## Exercise data

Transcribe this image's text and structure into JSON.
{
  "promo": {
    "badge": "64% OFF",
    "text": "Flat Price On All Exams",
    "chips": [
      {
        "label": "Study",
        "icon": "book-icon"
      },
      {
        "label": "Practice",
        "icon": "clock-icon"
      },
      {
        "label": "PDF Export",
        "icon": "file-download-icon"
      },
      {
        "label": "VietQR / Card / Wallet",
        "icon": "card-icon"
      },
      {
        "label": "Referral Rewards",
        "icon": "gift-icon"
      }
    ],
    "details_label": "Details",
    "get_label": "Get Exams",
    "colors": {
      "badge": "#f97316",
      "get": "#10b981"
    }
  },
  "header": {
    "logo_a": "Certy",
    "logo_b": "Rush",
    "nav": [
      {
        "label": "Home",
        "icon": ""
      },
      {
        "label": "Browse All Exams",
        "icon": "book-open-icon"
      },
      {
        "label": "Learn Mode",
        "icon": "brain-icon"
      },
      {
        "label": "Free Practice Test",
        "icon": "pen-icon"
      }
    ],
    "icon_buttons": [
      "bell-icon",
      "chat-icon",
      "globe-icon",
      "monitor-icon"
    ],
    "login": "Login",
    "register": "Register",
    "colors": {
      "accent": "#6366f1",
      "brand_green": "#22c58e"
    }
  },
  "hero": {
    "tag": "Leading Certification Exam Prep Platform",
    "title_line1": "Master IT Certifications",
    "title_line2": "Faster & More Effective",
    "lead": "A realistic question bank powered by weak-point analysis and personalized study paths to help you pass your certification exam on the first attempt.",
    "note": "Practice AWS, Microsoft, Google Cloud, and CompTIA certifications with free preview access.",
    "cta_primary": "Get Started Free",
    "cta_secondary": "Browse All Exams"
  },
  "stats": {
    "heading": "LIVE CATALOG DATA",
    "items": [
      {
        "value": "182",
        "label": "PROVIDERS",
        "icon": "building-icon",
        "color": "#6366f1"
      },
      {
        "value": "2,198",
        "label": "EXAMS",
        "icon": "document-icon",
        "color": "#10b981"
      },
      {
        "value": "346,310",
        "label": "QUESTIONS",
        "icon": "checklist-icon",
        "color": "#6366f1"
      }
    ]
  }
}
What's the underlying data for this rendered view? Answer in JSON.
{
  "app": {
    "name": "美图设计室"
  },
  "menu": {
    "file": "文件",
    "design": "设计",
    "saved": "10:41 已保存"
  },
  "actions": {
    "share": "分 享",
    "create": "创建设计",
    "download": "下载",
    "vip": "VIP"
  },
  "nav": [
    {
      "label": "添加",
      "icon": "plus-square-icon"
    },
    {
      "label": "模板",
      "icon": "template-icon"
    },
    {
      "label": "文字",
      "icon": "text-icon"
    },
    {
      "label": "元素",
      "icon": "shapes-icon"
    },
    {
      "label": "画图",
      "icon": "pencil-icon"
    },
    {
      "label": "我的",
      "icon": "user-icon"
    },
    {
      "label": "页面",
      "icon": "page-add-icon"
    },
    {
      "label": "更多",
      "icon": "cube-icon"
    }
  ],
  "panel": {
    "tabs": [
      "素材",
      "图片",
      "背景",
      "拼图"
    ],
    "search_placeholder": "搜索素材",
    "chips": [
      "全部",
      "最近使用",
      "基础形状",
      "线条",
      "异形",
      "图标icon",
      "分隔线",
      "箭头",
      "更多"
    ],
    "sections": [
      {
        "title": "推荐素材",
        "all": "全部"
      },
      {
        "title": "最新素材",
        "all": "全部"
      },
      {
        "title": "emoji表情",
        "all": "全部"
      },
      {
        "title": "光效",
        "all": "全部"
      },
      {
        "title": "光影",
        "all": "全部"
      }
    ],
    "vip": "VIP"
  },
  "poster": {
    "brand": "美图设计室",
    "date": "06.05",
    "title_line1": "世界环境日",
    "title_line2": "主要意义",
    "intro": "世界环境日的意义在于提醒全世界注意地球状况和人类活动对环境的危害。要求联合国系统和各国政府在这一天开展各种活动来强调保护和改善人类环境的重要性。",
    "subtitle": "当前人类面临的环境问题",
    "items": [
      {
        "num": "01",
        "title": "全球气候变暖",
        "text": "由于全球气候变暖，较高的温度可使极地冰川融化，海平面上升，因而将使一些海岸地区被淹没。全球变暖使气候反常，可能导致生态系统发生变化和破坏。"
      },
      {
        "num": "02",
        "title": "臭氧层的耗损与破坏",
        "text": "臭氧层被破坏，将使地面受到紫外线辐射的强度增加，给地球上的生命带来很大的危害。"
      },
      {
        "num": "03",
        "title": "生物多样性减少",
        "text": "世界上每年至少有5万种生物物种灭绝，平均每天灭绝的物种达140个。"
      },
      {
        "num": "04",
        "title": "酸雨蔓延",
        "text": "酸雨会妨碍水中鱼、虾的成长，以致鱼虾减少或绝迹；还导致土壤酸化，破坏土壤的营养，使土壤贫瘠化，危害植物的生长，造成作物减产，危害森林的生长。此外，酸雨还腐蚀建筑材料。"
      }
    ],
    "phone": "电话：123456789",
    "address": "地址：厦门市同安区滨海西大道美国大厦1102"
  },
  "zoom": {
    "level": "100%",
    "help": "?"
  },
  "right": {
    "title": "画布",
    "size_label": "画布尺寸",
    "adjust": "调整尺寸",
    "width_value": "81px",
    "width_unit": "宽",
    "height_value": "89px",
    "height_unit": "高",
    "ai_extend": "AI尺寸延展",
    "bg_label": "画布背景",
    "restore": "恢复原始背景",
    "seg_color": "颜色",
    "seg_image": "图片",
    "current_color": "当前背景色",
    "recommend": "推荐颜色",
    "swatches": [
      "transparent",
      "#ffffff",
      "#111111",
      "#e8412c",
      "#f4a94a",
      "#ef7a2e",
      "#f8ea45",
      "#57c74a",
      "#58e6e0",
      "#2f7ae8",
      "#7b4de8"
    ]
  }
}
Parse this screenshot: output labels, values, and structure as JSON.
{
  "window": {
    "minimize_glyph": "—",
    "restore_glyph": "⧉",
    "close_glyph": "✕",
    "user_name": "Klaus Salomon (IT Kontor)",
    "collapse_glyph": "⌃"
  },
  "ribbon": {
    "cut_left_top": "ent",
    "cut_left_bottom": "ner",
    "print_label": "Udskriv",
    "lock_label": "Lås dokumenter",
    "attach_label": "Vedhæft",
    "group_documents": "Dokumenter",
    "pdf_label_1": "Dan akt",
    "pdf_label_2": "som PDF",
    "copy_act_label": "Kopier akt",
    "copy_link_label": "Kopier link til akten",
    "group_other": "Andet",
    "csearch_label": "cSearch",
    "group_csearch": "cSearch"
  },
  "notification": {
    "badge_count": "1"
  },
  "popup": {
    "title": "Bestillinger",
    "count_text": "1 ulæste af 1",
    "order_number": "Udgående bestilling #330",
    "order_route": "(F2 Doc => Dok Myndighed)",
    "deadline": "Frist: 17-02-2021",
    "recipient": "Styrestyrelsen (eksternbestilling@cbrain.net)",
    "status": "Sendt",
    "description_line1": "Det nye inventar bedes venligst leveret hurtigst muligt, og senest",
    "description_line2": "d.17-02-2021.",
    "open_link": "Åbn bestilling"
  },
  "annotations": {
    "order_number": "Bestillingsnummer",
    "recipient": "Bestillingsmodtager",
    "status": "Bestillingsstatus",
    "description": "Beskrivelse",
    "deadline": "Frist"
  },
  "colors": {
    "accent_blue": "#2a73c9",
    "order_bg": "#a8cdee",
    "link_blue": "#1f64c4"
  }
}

## Written problem
Of the lines in the material, how many hold the word "JSON"? Reply with the number only.

## Solution for this task
3